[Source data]
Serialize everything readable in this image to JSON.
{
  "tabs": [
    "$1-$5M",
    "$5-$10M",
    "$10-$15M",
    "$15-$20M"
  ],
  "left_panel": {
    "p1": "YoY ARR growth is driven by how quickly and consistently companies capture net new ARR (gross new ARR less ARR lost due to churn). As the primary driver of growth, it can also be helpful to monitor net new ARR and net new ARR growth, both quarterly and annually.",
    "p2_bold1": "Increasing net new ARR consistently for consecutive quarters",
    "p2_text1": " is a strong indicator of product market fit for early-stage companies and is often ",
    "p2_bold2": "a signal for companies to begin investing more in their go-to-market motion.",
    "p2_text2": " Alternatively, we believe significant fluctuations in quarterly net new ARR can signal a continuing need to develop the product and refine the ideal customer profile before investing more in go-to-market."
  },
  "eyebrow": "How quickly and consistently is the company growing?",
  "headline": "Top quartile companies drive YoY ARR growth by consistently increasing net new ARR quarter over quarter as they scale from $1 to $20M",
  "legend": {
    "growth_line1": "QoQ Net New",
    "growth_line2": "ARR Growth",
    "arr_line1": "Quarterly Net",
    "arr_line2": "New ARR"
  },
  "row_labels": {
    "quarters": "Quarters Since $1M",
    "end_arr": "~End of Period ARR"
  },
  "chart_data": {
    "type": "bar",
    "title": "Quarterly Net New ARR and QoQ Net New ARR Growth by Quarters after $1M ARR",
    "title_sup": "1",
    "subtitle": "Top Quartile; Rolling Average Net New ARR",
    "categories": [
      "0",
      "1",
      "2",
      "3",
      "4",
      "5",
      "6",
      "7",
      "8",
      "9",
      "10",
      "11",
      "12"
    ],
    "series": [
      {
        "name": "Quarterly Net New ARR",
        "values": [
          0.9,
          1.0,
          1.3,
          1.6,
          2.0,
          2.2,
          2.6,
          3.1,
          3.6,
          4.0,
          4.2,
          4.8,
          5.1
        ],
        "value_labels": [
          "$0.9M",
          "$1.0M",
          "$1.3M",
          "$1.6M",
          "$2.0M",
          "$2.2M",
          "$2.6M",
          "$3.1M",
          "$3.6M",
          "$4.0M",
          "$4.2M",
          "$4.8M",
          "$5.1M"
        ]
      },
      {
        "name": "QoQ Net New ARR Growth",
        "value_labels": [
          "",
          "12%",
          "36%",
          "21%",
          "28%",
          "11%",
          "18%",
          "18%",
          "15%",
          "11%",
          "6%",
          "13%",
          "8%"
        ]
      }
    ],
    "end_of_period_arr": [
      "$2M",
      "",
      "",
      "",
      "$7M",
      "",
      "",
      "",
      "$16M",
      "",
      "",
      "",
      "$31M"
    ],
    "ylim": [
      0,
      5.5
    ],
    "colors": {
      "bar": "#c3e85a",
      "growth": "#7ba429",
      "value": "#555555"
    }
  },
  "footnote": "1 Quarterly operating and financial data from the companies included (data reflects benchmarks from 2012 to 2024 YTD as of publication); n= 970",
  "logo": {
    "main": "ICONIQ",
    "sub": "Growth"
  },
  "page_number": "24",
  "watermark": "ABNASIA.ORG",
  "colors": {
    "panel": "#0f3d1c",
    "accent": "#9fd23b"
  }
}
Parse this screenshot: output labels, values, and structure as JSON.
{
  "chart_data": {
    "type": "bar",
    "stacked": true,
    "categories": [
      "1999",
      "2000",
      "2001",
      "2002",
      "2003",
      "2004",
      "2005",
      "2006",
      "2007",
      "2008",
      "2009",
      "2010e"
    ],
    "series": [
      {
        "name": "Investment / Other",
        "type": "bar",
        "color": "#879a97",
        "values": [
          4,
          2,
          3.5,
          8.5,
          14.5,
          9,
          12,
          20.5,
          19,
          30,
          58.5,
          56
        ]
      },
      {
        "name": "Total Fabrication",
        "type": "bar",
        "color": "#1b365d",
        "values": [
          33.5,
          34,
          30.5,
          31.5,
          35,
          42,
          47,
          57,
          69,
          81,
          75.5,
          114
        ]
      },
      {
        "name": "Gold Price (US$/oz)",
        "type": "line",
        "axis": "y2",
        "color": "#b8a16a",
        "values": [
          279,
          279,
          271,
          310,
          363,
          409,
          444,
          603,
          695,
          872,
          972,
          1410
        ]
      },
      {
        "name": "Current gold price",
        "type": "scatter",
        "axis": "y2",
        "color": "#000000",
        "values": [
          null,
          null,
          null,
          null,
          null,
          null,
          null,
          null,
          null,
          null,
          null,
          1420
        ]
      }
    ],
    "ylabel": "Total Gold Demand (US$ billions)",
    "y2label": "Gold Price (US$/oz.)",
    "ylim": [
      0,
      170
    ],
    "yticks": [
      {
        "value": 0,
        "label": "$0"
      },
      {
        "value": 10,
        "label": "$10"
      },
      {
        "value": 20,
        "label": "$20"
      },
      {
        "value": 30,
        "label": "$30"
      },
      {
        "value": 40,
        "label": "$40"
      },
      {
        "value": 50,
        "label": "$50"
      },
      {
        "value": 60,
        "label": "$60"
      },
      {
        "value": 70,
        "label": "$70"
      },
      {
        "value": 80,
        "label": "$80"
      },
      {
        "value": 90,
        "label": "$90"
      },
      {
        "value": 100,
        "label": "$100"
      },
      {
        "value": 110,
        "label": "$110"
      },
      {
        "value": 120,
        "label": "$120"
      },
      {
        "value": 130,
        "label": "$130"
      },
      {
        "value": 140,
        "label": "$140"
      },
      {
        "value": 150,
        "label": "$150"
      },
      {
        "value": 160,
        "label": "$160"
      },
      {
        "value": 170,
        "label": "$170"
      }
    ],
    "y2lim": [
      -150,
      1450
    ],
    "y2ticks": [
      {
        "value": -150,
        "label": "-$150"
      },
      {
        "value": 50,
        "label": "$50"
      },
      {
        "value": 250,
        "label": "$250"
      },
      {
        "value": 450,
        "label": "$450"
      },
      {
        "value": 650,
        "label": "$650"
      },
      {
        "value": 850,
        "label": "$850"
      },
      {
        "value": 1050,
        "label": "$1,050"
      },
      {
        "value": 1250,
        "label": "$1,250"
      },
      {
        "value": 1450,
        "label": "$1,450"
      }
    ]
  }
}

_TASK BRIEF_.
Using the records above, gather all lines where the string "product" is present.

_REPLY TO THE TASK_.
    "p2_text1": " is a strong indicator of product market fit for early-stage companies and is often ",
    "p2_text2": " Alternatively, we believe significant fluctuations in quarterly net new ARR can signal a continuing need to develop the product and refine the ideal customer profile before investing more in go-to-market."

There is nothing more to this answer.